● **Supplied text**
┄┄┄┄┄┄┄┄┄┄┄┄┄┄┄┄┄┄┄┄

Ottawa’s participants were new but it was otherwise much the same old story early this week when Ottawa’s fiscal transfers to the provinces and territories were announced as part of the annual get together of ministers of finance. As has been the case during the Harper regime, some have-less provinces (Nova Scotia, New Brunswick, Manitoba) will continue to get smaller than average increases in transfer payments in 2016-17. And true to recent form, the media paid this no heed. In a reversal of media mythology about “comforting the afflicted and afflicting the comfortable,” they focused instead on the imagined plight of the wealthier provinces whose fortunes have experienced reversal as a result of the drop in oil and gas prices.
The numbers released by the new federal finance minister show a 4.4% increase next fiscal year in total payouts under the three major transfers to provinces – the health transfer, the social transfer and equalization. Excluding the offshore accords from the calculation (which would have dropped the increase almost to zero), Nova Scotia received a 3.0% increase, Manitoba 2.6% and New Brunswick 3.1%. Quebec, Ontario and Newfoundland all received close to the national average while the three westernmost provinces and PEI had increases ranging from 5.3% to 5.8%. For Alberta, the 5.8% increase comes on top of the Harper government’s formula change that saw the province’s health transfer increase by 36% in 2014-15. As a result, since 2013-14 Alberta’s health transfer has gone up 69% while the experience of other provinces over that period is closer to Nova Scotia’s – a 12.5% increase.

┄┄┄┄┄┄┄┄┄┄┄┄┄┄┄┄┄┄┄┄

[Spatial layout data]

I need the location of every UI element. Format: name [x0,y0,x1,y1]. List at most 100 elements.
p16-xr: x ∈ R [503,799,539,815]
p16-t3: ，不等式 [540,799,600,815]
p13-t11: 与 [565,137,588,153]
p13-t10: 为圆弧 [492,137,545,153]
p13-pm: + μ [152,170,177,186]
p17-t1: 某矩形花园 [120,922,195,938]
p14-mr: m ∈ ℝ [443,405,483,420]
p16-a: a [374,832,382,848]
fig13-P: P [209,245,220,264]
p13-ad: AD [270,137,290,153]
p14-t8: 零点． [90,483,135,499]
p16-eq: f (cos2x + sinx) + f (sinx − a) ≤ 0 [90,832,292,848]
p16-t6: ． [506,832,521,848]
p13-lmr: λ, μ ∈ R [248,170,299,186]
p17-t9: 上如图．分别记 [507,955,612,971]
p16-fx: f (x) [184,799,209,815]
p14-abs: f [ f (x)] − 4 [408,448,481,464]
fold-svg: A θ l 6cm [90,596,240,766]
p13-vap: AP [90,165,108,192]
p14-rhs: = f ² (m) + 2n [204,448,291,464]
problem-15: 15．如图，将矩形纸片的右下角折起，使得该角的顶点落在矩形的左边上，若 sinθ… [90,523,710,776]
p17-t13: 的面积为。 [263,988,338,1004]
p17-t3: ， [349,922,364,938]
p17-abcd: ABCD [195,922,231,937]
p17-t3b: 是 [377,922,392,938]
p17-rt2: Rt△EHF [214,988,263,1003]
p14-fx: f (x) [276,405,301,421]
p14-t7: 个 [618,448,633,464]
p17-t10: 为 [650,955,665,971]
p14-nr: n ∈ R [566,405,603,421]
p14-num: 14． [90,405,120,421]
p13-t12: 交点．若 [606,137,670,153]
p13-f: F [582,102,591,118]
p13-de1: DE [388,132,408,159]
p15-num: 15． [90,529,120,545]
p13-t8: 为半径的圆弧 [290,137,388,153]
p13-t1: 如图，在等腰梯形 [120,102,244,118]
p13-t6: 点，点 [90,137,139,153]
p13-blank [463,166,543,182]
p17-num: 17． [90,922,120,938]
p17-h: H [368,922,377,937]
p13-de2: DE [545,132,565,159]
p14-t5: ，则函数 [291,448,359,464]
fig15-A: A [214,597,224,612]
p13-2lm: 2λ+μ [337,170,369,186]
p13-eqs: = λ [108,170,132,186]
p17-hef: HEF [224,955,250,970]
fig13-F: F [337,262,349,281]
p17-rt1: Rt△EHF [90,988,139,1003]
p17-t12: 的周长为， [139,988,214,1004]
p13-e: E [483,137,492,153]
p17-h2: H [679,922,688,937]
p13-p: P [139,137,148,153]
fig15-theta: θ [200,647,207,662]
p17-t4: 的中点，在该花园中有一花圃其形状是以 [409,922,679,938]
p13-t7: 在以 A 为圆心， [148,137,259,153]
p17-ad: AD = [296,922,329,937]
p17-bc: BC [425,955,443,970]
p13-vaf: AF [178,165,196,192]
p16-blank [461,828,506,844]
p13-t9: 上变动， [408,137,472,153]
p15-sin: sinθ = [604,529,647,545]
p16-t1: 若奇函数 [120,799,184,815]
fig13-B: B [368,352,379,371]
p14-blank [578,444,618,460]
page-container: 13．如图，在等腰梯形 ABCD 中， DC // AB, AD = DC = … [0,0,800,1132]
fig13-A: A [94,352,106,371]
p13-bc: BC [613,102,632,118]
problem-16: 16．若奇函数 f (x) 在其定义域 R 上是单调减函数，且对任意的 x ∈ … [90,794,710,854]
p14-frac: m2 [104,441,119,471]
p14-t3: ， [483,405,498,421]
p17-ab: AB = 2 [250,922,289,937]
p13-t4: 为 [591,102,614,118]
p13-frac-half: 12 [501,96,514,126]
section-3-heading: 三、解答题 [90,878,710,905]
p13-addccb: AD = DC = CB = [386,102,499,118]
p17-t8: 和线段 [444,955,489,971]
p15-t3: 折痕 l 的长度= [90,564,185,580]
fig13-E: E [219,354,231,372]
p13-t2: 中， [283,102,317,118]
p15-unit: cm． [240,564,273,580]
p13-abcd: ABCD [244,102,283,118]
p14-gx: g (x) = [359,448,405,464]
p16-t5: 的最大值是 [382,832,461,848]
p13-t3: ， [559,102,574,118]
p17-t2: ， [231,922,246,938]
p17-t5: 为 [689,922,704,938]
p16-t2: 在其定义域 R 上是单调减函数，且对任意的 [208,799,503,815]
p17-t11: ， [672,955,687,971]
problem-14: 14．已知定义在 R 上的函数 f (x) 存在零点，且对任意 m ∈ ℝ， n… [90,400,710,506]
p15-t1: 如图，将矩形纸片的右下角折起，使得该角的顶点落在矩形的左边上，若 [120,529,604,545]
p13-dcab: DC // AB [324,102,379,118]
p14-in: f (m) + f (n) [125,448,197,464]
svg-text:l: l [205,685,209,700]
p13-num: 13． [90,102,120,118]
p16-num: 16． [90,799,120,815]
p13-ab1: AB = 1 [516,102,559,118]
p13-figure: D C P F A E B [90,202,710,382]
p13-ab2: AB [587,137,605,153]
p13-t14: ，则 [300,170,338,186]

┄┄┄┄┄┄┄┄┄┄┄┄┄┄┄┄┄┄┄┄

● **Task A**
According to the article on federal transfers, what percentage increase did Manitoba receive?
● **Task B**
Rewrite the entries from their start down to the line containing "p14-mr: m ∈ ℝ [443,405,483,420]", swapping "UI element" for "interface element" and leaving everything else unchanged.

● **Full answer A**
2.6%

● **Full answer B**
I need the location of every interface element. Format: name [x0,y0,x1,y1]. List at most 100 elements.
p16-xr: x ∈ R [503,799,539,815]
p16-t3: ，不等式 [540,799,600,815]
p13-t11: 与 [565,137,588,153]
p13-t10: 为圆弧 [492,137,545,153]
p13-pm: + μ [152,170,177,186]
p17-t1: 某矩形花园 [120,922,195,938]
p14-mr: m ∈ ℝ [443,405,483,420]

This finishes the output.